Problem statement
Transcribe the records that follow. Keep every word exactly, and drop the pictures.

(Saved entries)
**********
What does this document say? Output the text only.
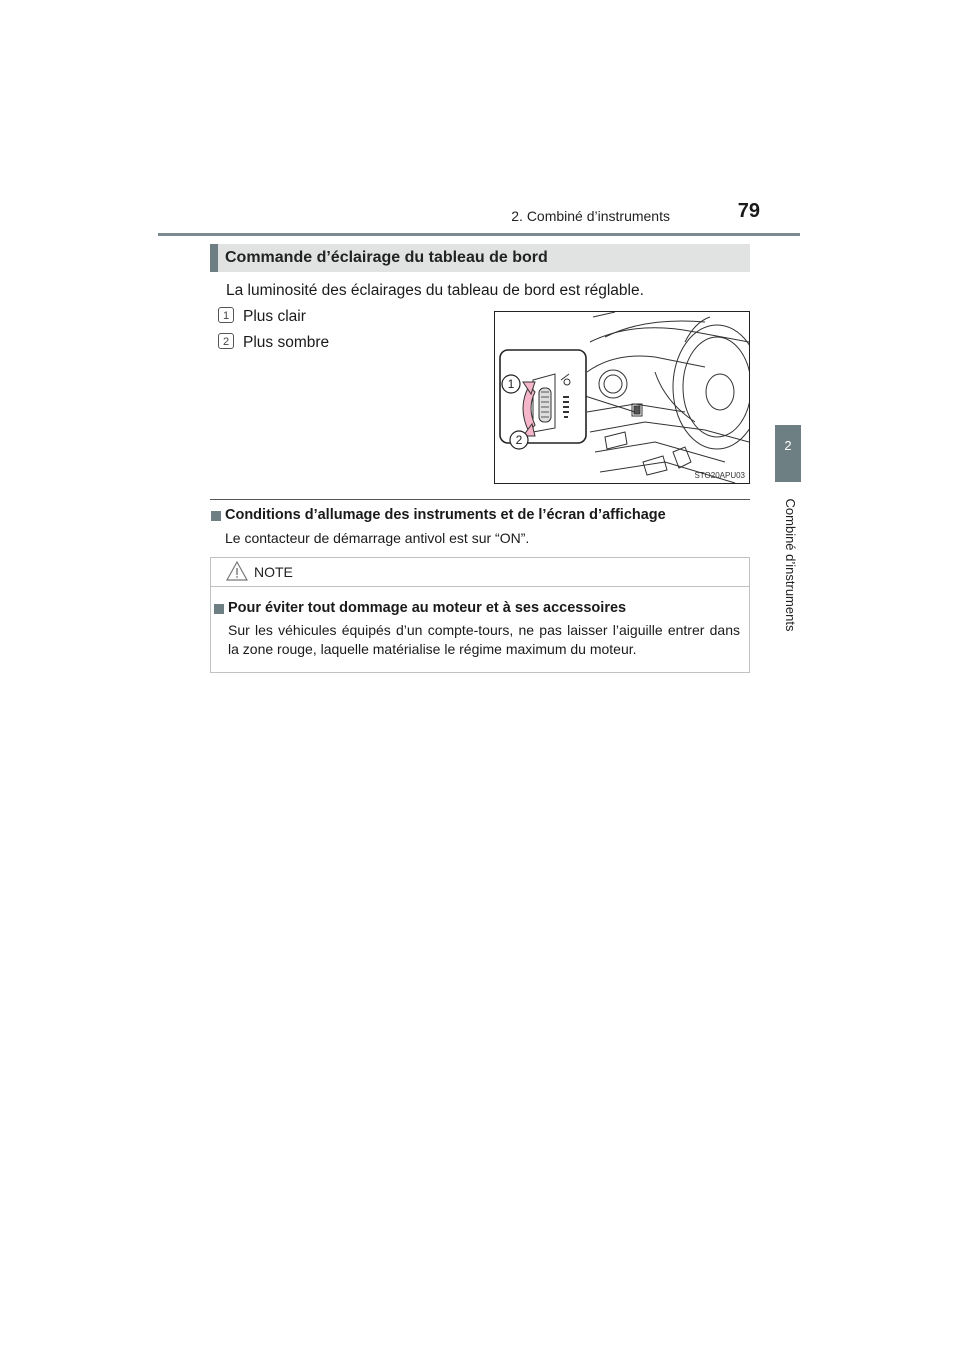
2. Combiné d’instruments	79
2
Combiné d’instruments
Commande d’éclairage du tableau de bord
La luminosité des éclairages du tableau de bord est réglable.
1 Plus clair
2 Plus sombre
1
2
STO20APU03
Conditions d’allumage des instruments et de l’écran d’affichage
Le contacteur de démarrage antivol est sur “ON”.
NOTE
Pour éviter tout dommage au moteur et à ses accessoires
Sur les véhicules équipés d’un compte-tours, ne pas laisser l’aiguille entrer dans la zone rouge, laquelle matérialise le régime maximum du moteur.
**********
Solution to the exercise
What does this document say? Output the text only.
2. Combiné d’instruments	79
2
Combiné d’instruments
Commande d’éclairage du tableau de bord
La luminosité des éclairages du tableau de bord est réglable.
1 Plus clair
2 Plus sombre
1
2
STO20APU03
Conditions d’allumage des instruments et de l’écran d’affichage
Le contacteur de démarrage antivol est sur “ON”.
NOTE
Pour éviter tout dommage au moteur et à ses accessoires
Sur les véhicules équipés d’un compte-tours, ne pas laisser l’aiguille entrer dans la zone rouge, laquelle matérialise le régime maximum du moteur.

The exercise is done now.